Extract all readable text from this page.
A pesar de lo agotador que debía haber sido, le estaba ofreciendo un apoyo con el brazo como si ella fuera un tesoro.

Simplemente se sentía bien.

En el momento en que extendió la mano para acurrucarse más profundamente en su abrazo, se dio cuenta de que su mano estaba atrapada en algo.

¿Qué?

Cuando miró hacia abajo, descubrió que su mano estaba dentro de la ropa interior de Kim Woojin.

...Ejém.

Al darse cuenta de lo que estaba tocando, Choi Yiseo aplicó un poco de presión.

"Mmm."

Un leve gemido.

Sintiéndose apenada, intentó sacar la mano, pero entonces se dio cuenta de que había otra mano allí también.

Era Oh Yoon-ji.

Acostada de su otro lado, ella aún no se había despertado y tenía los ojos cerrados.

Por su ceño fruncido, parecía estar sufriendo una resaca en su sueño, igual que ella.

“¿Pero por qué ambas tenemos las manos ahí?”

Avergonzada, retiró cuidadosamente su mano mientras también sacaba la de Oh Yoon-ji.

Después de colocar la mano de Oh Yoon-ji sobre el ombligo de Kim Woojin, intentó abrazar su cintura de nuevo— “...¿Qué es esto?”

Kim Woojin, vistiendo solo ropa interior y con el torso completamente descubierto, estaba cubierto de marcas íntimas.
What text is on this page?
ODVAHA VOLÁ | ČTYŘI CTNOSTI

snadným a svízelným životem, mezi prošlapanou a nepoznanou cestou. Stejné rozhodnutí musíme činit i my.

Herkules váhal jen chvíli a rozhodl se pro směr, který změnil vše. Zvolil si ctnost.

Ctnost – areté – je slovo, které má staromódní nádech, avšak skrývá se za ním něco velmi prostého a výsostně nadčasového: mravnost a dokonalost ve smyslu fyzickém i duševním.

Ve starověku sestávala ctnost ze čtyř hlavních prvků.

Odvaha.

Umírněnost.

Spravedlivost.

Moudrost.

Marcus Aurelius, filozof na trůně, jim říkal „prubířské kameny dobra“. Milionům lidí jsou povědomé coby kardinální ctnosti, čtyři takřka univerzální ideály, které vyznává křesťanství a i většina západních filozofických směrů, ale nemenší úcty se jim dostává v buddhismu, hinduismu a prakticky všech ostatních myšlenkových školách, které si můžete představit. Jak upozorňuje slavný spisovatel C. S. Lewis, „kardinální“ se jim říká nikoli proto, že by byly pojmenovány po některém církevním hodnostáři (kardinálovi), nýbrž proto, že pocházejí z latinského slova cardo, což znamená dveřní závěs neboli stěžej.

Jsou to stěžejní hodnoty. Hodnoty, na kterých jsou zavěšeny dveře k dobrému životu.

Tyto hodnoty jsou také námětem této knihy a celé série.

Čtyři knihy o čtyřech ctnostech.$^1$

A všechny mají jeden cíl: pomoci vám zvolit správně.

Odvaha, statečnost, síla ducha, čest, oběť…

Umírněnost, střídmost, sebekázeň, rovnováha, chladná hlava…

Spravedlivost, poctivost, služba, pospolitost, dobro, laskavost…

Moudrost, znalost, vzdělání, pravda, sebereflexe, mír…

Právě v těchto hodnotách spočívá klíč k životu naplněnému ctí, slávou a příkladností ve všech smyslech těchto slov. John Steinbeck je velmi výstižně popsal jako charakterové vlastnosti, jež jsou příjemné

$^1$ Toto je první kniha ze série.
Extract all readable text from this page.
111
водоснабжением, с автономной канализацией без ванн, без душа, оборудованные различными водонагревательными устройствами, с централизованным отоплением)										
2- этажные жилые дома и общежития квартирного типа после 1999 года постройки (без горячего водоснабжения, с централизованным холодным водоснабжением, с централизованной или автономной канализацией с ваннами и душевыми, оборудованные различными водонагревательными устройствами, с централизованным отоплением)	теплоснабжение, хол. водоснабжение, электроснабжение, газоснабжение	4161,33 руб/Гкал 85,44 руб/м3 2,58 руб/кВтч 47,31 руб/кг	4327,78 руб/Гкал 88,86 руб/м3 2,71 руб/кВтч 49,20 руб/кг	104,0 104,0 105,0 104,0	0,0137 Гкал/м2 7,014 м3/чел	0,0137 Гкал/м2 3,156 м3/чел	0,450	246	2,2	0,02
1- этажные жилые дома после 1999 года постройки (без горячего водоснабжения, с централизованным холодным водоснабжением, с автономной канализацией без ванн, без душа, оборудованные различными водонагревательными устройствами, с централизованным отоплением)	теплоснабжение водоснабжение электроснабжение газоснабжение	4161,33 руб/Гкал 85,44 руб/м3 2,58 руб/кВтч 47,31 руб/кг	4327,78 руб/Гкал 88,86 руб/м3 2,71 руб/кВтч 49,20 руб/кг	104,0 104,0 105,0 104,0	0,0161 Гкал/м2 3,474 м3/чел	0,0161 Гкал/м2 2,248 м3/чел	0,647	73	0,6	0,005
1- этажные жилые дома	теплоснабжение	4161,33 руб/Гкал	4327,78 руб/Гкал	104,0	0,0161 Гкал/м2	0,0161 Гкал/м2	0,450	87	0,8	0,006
···
◆ **GIVEN REQUEST**
Determine how many lines of the data contain "Moudrost" and give nothing but that number.

◆ **ANSWER BELOW**
2